What is being asked ▸
Extract all lines in the data that contain the word "JSON".

(Excerpt from a dataset)
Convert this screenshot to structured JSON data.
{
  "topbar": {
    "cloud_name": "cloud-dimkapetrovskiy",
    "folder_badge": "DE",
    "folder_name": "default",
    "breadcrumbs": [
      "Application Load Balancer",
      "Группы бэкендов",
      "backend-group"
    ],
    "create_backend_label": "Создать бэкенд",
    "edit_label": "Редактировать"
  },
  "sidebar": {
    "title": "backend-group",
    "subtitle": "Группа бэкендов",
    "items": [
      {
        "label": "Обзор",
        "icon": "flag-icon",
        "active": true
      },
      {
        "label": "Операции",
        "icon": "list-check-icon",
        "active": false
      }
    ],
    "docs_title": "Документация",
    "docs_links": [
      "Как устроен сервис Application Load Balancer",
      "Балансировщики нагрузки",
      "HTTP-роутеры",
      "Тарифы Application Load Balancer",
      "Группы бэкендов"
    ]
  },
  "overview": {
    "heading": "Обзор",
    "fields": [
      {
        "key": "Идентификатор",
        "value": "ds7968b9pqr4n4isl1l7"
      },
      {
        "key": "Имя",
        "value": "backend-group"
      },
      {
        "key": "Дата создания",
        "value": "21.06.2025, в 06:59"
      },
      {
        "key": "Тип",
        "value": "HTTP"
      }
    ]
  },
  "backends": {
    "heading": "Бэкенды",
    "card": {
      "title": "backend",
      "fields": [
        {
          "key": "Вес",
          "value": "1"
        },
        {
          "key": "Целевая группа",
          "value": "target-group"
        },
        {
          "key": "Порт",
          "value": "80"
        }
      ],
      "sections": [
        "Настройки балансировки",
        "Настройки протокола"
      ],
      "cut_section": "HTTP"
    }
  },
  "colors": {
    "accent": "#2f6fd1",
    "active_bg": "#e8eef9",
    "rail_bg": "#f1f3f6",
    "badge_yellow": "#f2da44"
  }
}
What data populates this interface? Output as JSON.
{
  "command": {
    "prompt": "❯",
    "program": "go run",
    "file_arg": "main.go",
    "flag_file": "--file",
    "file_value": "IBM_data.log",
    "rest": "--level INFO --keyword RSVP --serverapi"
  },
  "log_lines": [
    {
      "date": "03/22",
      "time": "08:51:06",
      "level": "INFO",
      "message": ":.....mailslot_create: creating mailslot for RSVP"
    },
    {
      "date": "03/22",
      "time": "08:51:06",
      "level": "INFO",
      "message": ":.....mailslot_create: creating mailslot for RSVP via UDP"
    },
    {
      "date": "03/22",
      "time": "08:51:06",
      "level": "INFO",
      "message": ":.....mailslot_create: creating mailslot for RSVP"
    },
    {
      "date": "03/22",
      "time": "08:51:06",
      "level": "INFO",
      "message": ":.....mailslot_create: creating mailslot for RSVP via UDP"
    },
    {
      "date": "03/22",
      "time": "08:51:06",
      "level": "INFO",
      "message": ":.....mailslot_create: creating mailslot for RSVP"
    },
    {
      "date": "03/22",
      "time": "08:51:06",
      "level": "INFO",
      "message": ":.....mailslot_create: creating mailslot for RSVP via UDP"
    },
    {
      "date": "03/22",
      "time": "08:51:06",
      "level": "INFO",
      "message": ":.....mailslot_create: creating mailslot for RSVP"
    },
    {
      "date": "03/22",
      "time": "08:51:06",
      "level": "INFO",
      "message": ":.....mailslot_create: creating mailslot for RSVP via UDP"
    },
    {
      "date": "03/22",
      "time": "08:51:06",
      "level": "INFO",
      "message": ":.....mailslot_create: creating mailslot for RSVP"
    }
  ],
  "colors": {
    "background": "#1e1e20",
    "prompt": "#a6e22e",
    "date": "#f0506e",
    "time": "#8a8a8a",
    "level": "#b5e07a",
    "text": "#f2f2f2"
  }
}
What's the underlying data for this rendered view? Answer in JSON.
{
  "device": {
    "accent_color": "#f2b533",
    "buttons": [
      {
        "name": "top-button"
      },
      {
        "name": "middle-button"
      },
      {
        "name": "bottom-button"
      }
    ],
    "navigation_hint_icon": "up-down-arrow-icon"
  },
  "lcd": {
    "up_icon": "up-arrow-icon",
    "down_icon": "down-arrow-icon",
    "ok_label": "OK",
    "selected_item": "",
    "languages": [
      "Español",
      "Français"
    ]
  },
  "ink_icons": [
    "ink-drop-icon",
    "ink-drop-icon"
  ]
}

Full solution ▸
Convert this screenshot to structured JSON data.
What data populates this interface? Output as JSON.
What's the underlying data for this rendered view? Answer in JSON.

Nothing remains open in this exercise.